[Problem] Locate the string "zmiany" in the listing below. Copy every line where it is found.

[Dataset extract]
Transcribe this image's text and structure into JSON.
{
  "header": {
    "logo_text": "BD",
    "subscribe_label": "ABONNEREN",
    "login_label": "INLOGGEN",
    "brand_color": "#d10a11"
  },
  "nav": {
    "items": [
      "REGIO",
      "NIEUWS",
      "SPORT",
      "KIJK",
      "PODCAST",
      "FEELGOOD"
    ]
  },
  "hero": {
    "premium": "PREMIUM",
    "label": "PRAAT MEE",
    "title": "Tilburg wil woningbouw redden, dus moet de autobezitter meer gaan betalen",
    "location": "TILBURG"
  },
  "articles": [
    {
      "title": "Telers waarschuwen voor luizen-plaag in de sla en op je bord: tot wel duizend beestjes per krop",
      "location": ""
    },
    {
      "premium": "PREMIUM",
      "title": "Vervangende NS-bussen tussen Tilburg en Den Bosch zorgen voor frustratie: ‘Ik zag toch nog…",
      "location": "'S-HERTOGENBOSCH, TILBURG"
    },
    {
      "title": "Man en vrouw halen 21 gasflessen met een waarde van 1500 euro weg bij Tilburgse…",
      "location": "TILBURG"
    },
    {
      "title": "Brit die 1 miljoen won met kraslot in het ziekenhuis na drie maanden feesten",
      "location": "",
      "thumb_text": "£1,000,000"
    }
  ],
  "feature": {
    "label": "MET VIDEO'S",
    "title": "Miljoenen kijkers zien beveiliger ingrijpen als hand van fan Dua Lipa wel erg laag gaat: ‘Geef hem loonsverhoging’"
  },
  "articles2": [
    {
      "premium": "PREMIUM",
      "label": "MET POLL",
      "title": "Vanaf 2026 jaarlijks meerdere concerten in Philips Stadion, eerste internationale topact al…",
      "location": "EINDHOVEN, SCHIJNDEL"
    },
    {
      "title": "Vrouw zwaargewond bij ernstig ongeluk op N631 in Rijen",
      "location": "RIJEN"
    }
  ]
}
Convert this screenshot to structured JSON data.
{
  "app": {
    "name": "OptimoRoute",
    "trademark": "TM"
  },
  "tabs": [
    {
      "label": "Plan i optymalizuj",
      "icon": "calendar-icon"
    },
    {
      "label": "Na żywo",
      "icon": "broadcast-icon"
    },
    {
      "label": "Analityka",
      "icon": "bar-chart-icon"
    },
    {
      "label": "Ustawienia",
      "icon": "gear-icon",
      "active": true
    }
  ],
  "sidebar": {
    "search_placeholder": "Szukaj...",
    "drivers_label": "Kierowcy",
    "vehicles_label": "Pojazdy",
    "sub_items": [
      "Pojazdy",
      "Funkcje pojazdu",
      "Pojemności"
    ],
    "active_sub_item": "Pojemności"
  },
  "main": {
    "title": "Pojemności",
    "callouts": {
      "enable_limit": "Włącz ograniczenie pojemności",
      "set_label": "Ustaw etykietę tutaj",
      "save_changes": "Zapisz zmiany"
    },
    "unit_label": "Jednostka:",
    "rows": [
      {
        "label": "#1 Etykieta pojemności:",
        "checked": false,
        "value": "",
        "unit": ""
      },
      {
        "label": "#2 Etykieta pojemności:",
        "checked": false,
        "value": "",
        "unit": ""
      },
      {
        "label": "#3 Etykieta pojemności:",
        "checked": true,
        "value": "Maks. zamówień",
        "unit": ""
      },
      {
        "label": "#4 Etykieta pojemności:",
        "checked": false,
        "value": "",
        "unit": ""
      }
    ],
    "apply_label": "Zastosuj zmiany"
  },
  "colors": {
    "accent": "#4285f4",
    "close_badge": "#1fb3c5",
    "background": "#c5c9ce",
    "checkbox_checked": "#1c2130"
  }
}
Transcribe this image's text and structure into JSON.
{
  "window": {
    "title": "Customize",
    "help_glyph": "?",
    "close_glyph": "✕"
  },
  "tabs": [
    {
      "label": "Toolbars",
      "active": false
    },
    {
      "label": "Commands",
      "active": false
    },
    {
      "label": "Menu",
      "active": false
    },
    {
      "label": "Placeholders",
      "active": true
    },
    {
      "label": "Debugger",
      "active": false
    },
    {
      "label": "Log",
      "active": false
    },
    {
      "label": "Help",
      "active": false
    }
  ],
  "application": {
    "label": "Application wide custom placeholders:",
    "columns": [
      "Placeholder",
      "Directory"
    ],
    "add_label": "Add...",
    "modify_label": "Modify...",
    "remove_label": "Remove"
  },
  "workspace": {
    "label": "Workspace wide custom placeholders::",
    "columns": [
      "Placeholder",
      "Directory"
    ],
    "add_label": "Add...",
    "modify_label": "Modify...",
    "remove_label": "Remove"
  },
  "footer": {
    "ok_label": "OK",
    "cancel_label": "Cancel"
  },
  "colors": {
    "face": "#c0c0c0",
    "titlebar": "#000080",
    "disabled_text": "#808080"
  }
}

[Expected answer]
      "save_changes": "Zapisz zmiany"
    "apply_label": "Zastosuj zmiany"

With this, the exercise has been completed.